→ OBJECTIVE:
Copy out all of the data below with no alterations.

Stored data entries
• • • •

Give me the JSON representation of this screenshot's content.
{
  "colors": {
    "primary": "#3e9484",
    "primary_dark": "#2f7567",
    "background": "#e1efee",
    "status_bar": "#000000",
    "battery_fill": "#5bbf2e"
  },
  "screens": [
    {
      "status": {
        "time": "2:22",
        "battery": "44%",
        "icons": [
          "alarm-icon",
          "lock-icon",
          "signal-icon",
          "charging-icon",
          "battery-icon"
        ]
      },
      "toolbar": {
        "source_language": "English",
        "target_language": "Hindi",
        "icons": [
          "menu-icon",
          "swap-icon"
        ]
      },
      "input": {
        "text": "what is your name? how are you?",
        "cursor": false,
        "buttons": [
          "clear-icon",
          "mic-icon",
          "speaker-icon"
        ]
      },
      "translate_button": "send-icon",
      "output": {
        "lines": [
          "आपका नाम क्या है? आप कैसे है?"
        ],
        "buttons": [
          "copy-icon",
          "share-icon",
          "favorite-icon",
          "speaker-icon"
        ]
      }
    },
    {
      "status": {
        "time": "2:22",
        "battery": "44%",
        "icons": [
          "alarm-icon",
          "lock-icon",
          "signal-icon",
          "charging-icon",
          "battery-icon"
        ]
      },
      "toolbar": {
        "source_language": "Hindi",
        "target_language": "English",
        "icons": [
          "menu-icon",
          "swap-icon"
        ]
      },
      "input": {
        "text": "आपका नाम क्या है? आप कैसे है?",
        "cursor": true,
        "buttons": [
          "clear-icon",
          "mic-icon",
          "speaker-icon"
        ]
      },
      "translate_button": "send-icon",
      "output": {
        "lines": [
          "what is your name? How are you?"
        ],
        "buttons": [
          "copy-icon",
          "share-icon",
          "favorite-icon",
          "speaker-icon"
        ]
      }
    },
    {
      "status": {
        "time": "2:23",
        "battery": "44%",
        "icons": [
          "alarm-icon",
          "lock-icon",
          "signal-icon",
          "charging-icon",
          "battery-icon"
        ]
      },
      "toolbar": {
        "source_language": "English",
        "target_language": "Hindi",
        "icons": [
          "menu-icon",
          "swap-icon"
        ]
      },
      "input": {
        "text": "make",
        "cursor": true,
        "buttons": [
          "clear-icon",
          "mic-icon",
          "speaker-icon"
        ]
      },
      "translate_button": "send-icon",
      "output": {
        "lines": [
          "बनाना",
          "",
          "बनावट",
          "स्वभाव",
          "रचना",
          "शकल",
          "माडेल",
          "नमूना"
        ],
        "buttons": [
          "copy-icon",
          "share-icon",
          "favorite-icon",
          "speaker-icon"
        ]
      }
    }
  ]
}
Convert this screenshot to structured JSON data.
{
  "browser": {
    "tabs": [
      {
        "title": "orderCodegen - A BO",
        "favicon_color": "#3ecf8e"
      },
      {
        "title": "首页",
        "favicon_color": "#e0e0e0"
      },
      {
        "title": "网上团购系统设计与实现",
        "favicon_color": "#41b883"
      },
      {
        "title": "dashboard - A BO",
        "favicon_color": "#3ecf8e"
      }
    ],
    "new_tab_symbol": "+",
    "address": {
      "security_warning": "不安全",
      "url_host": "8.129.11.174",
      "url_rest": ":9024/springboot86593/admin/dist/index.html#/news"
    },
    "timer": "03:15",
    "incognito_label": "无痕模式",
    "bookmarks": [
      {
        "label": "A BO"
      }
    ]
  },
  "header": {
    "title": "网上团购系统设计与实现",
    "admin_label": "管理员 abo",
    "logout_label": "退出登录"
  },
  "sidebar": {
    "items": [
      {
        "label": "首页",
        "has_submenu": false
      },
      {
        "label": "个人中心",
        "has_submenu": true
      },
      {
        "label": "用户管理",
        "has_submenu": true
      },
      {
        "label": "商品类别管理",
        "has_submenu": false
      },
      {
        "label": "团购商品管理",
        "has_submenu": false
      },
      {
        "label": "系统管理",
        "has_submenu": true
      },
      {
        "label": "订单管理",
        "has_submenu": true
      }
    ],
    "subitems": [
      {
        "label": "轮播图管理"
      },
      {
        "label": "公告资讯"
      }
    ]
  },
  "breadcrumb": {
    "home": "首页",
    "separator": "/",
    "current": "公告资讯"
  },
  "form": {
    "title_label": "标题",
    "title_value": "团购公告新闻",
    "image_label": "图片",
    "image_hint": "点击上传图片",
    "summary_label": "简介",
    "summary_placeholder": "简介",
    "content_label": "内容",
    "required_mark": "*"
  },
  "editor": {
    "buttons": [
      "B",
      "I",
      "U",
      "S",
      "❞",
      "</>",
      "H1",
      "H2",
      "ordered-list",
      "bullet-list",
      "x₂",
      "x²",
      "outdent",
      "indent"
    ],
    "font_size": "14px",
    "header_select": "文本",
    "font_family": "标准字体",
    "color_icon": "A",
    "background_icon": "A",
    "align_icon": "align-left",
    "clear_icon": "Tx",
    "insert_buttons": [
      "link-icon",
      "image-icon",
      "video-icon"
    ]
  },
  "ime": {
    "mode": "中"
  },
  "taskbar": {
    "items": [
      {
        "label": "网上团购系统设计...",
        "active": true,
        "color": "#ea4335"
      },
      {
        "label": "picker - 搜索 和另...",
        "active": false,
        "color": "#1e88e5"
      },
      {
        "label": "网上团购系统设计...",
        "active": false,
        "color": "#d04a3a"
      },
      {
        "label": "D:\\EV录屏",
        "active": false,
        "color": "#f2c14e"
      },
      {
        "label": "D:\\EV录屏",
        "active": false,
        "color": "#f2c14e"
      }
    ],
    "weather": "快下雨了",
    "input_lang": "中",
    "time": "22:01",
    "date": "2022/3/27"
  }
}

• • • •

→ RESPONSE TO THIS EXERCISE:
Give me the JSON representation of this screenshot's content.
{
  "colors": {
    "primary": "#3e9484",
    "primary_dark": "#2f7567",
    "background": "#e1efee",
    "status_bar": "#000000",
    "battery_fill": "#5bbf2e"
  },
  "screens": [
    {
      "status": {
        "time": "2:22",
        "battery": "44%",
        "icons": [
          "alarm-icon",
          "lock-icon",
          "signal-icon",
          "charging-icon",
          "battery-icon"
        ]
      },
      "toolbar": {
        "source_language": "English",
        "target_language": "Hindi",
        "icons": [
          "menu-icon",
          "swap-icon"
        ]
      },
      "input": {
        "text": "what is your name? how are you?",
        "cursor": false,
        "buttons": [
          "clear-icon",
          "mic-icon",
          "speaker-icon"
        ]
      },
      "translate_button": "send-icon",
      "output": {
        "lines": [
          "आपका नाम क्या है? आप कैसे है?"
        ],
        "buttons": [
          "copy-icon",
          "share-icon",
          "favorite-icon",
          "speaker-icon"
        ]
      }
    },
    {
      "status": {
        "time": "2:22",
        "battery": "44%",
        "icons": [
          "alarm-icon",
          "lock-icon",
          "signal-icon",
          "charging-icon",
          "battery-icon"
        ]
      },
      "toolbar": {
        "source_language": "Hindi",
        "target_language": "English",
        "icons": [
          "menu-icon",
          "swap-icon"
        ]
      },
      "input": {
        "text": "आपका नाम क्या है? आप कैसे है?",
        "cursor": true,
        "buttons": [
          "clear-icon",
          "mic-icon",
          "speaker-icon"
        ]
      },
      "translate_button": "send-icon",
      "output": {
        "lines": [
          "what is your name? How are you?"
        ],
        "buttons": [
          "copy-icon",
          "share-icon",
          "favorite-icon",
          "speaker-icon"
        ]
      }
    },
    {
      "status": {
        "time": "2:23",
        "battery": "44%",
        "icons": [
          "alarm-icon",
          "lock-icon",
          "signal-icon",
          "charging-icon",
          "battery-icon"
        ]
      },
      "toolbar": {
        "source_language": "English",
        "target_language": "Hindi",
        "icons": [
          "menu-icon",
          "swap-icon"
        ]
      },
      "input": {
        "text": "make",
        "cursor": true,
        "buttons": [
          "clear-icon",
          "mic-icon",
          "speaker-icon"
        ]
      },
      "translate_button": "send-icon",
      "output": {
        "lines": [
          "बनाना",
          "",
          "बनावट",
          "स्वभाव",
          "रचना",
          "शकल",
          "माडेल",
          "नमूना"
        ],
        "buttons": [
          "copy-icon",
          "share-icon",
          "favorite-icon",
          "speaker-icon"
        ]
      }
    }
  ]
}
Convert this screenshot to structured JSON data.
{
  "browser": {
    "tabs": [
      {
        "title": "orderCodegen - A BO",
        "favicon_color": "#3ecf8e"
      },
      {
        "title": "首页",
        "favicon_color": "#e0e0e0"
      },
      {
        "title": "网上团购系统设计与实现",
        "favicon_color": "#41b883"
      },
      {
        "title": "dashboard - A BO",
        "favicon_color": "#3ecf8e"
      }
    ],
    "new_tab_symbol": "+",
    "address": {
      "security_warning": "不安全",
      "url_host": "8.129.11.174",
      "url_rest": ":9024/springboot86593/admin/dist/index.html#/news"
    },
    "timer": "03:15",
    "incognito_label": "无痕模式",
    "bookmarks": [
      {
        "label": "A BO"
      }
    ]
  },
  "header": {
    "title": "网上团购系统设计与实现",
    "admin_label": "管理员 abo",
    "logout_label": "退出登录"
  },
  "sidebar": {
    "items": [
      {
        "label": "首页",
        "has_submenu": false
      },
      {
        "label": "个人中心",
        "has_submenu": true
      },
      {
        "label": "用户管理",
        "has_submenu": true
      },
      {
        "label": "商品类别管理",
        "has_submenu": false
      },
      {
        "label": "团购商品管理",
        "has_submenu": false
      },
      {
        "label": "系统管理",
        "has_submenu": true
      },
      {
        "label": "订单管理",
        "has_submenu": true
      }
    ],
    "subitems": [
      {
        "label": "轮播图管理"
      },
      {
        "label": "公告资讯"
      }
    ]
  },
  "breadcrumb": {
    "home": "首页",
    "separator": "/",
    "current": "公告资讯"
  },
  "form": {
    "title_label": "标题",
    "title_value": "团购公告新闻",
    "image_label": "图片",
    "image_hint": "点击上传图片",
    "summary_label": "简介",
    "summary_placeholder": "简介",
    "content_label": "内容",
    "required_mark": "*"
  },
  "editor": {
    "buttons": [
      "B",
      "I",
      "U",
      "S",
      "❞",
      "</>",
      "H1",
      "H2",
      "ordered-list",
      "bullet-list",
      "x₂",
      "x²",
      "outdent",
      "indent"
    ],
    "font_size": "14px",
    "header_select": "文本",
    "font_family": "标准字体",
    "color_icon": "A",
    "background_icon": "A",
    "align_icon": "align-left",
    "clear_icon": "Tx",
    "insert_buttons": [
      "link-icon",
      "image-icon",
      "video-icon"
    ]
  },
  "ime": {
    "mode": "中"
  },
  "taskbar": {
    "items": [
      {
        "label": "网上团购系统设计...",
        "active": true,
        "color": "#ea4335"
      },
      {
        "label": "picker - 搜索 和另...",
        "active": false,
        "color": "#1e88e5"
      },
      {
        "label": "网上团购系统设计...",
        "active": false,
        "color": "#d04a3a"
      },
      {
        "label": "D:\\EV录屏",
        "active": false,
        "color": "#f2c14e"
      },
      {
        "label": "D:\\EV录屏",
        "active": false,
        "color": "#f2c14e"
      }
    ],
    "weather": "快下雨了",
    "input_lang": "中",
    "time": "22:01",
    "date": "2022/3/27"
  }
}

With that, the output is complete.